Figure contents as structured data
════════
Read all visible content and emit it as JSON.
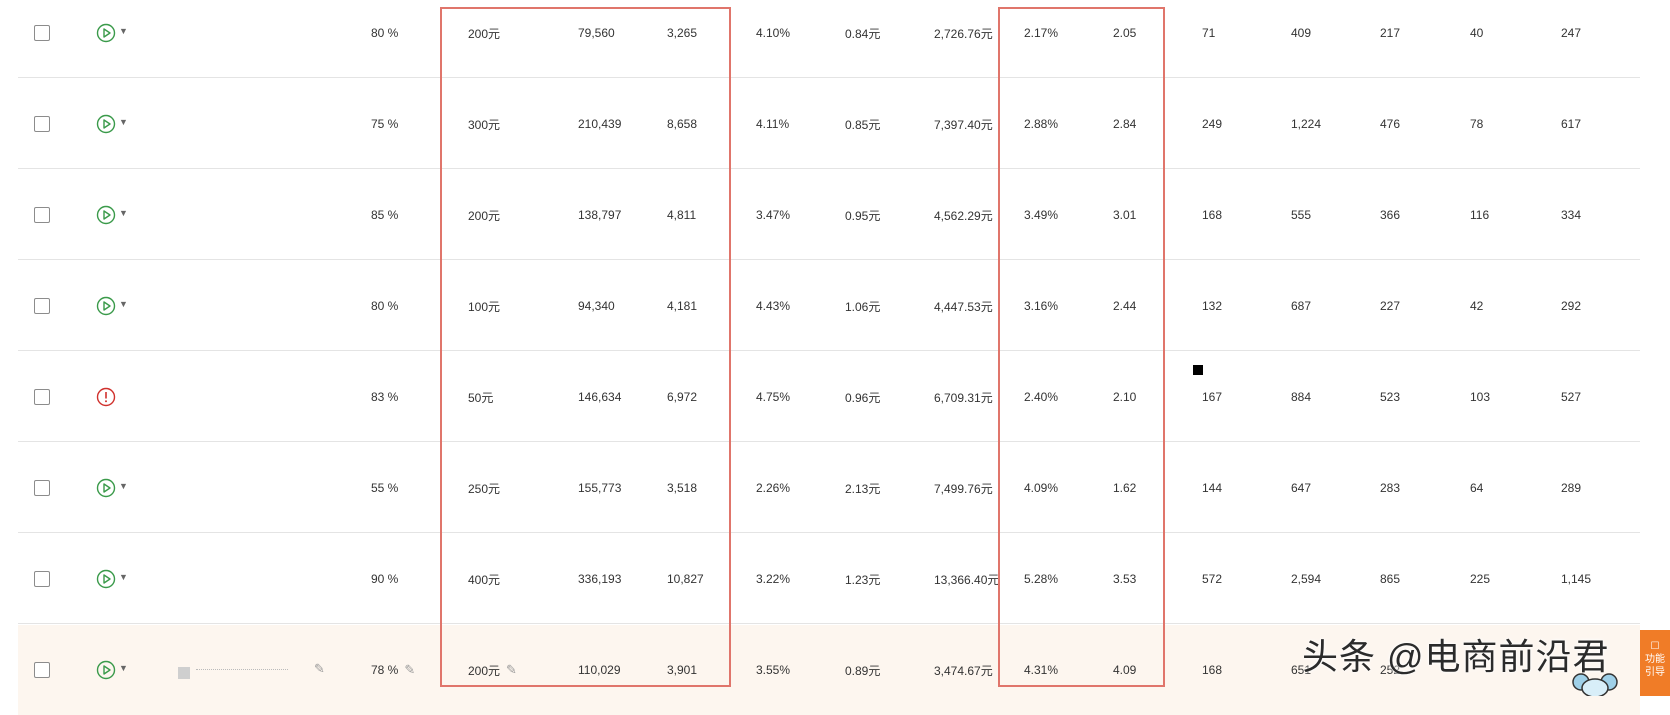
{
  "rows": [
    {
      "pct": "80 %",
      "budget": "200元",
      "impressions": "79,560",
      "clicks": "3,265",
      "ctr": "4.10%",
      "cpc": "0.84元",
      "cost": "2,726.76元",
      "rate": "2.17%",
      "roi": "2.05",
      "c1": "71",
      "c2": "409",
      "c3": "217",
      "c4": "40",
      "c5": "247",
      "status": "play"
    },
    {
      "pct": "75 %",
      "budget": "300元",
      "impressions": "210,439",
      "clicks": "8,658",
      "ctr": "4.11%",
      "cpc": "0.85元",
      "cost": "7,397.40元",
      "rate": "2.88%",
      "roi": "2.84",
      "c1": "249",
      "c2": "1,224",
      "c3": "476",
      "c4": "78",
      "c5": "617",
      "status": "play"
    },
    {
      "pct": "85 %",
      "budget": "200元",
      "impressions": "138,797",
      "clicks": "4,811",
      "ctr": "3.47%",
      "cpc": "0.95元",
      "cost": "4,562.29元",
      "rate": "3.49%",
      "roi": "3.01",
      "c1": "168",
      "c2": "555",
      "c3": "366",
      "c4": "116",
      "c5": "334",
      "status": "play"
    },
    {
      "pct": "80 %",
      "budget": "100元",
      "impressions": "94,340",
      "clicks": "4,181",
      "ctr": "4.43%",
      "cpc": "1.06元",
      "cost": "4,447.53元",
      "rate": "3.16%",
      "roi": "2.44",
      "c1": "132",
      "c2": "687",
      "c3": "227",
      "c4": "42",
      "c5": "292",
      "status": "play"
    },
    {
      "pct": "83 %",
      "budget": "50元",
      "impressions": "146,634",
      "clicks": "6,972",
      "ctr": "4.75%",
      "cpc": "0.96元",
      "cost": "6,709.31元",
      "rate": "2.40%",
      "roi": "2.10",
      "c1": "167",
      "c2": "884",
      "c3": "523",
      "c4": "103",
      "c5": "527",
      "status": "warning"
    },
    {
      "pct": "55 %",
      "budget": "250元",
      "impressions": "155,773",
      "clicks": "3,518",
      "ctr": "2.26%",
      "cpc": "2.13元",
      "cost": "7,499.76元",
      "rate": "4.09%",
      "roi": "1.62",
      "c1": "144",
      "c2": "647",
      "c3": "283",
      "c4": "64",
      "c5": "289",
      "status": "play"
    },
    {
      "pct": "90 %",
      "budget": "400元",
      "impressions": "336,193",
      "clicks": "10,827",
      "ctr": "3.22%",
      "cpc": "1.23元",
      "cost": "13,366.40元",
      "rate": "5.28%",
      "roi": "3.53",
      "c1": "572",
      "c2": "2,594",
      "c3": "865",
      "c4": "225",
      "c5": "1,145",
      "status": "play"
    },
    {
      "pct": "78 %",
      "budget": "200元",
      "impressions": "110,029",
      "clicks": "3,901",
      "ctr": "3.55%",
      "cpc": "0.89元",
      "cost": "3,474.67元",
      "rate": "4.31%",
      "roi": "4.09",
      "c1": "168",
      "c2": "651",
      "c3": "252",
      "c4": "",
      "c5": "",
      "status": "play"
    }
  ],
  "watermark": "头条 @电商前沿君",
  "help_widget": {
    "line1": "功能",
    "line2": "引导"
  },
  "colors": {
    "play": "#3a9a4a",
    "warning": "#d0312d",
    "highlight_box": "#e0756b"
  }
}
════════
- SHORT TASK
Search the records above for the string "impressions". Copy every line that contains it.

- ANSWER TO THIS PROBLEM
      "impressions": "79,560",
      "impressions": "210,439",
      "impressions": "138,797",
      "impressions": "94,340",
      "impressions": "146,634",
      "impressions": "155,773",
      "impressions": "336,193",
      "impressions": "110,029",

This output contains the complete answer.